> Stored entries
--

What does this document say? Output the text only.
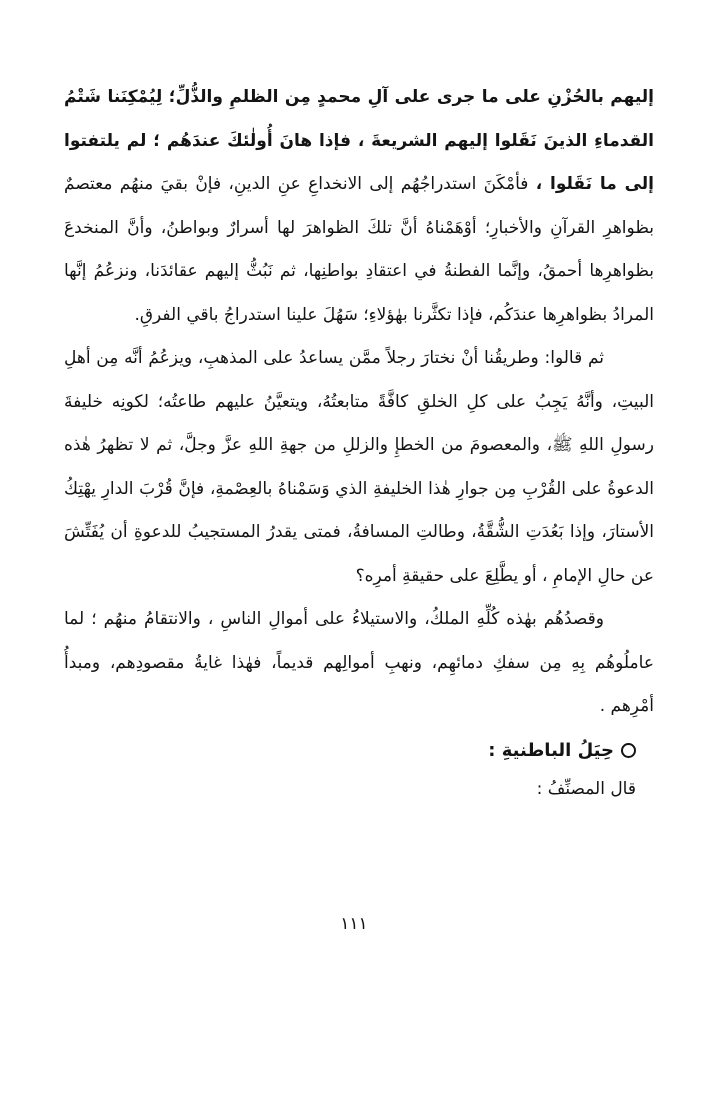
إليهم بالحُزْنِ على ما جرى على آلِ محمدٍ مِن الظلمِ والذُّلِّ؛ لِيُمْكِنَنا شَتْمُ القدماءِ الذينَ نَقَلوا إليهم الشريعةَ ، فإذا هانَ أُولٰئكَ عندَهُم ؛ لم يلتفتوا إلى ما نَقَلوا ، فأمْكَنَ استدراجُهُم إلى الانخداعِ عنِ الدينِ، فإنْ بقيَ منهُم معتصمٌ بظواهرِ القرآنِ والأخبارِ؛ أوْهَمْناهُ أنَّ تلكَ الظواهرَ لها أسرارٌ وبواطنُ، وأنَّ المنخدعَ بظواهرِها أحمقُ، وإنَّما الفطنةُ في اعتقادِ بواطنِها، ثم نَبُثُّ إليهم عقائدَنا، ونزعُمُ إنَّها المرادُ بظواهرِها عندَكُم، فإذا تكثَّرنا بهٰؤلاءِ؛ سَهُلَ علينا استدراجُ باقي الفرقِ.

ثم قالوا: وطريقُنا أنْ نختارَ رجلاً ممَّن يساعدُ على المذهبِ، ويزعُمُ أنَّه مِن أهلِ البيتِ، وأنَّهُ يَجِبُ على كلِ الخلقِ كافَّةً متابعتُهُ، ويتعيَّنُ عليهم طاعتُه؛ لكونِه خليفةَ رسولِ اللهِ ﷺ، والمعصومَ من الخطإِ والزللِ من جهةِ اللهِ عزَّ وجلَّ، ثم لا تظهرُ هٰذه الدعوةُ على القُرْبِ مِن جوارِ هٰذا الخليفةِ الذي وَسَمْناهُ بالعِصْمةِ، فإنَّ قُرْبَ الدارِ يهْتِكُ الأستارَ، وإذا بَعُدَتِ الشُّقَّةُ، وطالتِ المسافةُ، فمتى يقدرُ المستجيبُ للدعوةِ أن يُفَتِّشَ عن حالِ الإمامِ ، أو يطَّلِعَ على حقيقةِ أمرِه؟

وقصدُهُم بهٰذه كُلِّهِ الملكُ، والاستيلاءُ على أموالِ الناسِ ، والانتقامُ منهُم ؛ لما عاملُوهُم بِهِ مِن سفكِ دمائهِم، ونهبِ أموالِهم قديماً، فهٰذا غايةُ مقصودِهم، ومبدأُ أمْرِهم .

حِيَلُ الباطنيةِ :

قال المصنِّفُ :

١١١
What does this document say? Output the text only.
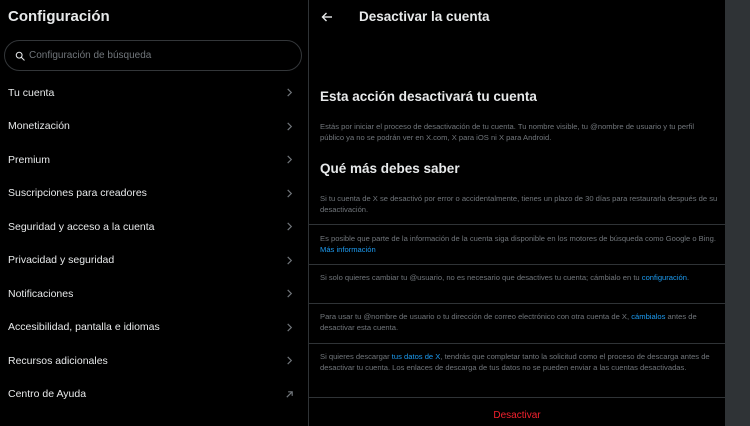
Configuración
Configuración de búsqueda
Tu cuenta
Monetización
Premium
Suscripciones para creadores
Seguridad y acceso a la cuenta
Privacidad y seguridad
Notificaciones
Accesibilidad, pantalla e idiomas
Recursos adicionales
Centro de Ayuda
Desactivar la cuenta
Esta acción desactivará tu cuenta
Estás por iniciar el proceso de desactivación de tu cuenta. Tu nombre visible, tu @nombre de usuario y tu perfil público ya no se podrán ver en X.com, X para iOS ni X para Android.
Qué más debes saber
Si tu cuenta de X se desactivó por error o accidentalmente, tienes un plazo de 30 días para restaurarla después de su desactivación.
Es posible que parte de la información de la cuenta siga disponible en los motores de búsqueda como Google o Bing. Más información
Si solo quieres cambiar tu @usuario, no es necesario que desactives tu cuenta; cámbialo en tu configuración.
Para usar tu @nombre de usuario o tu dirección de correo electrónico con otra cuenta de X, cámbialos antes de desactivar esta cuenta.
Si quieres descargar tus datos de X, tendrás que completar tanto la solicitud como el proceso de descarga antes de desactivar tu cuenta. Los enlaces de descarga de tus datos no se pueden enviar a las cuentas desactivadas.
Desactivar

--

> What to produce
Among the lines of the listing, how many hold the string "quieres"? Respond with only the number.

> Answer for the task
2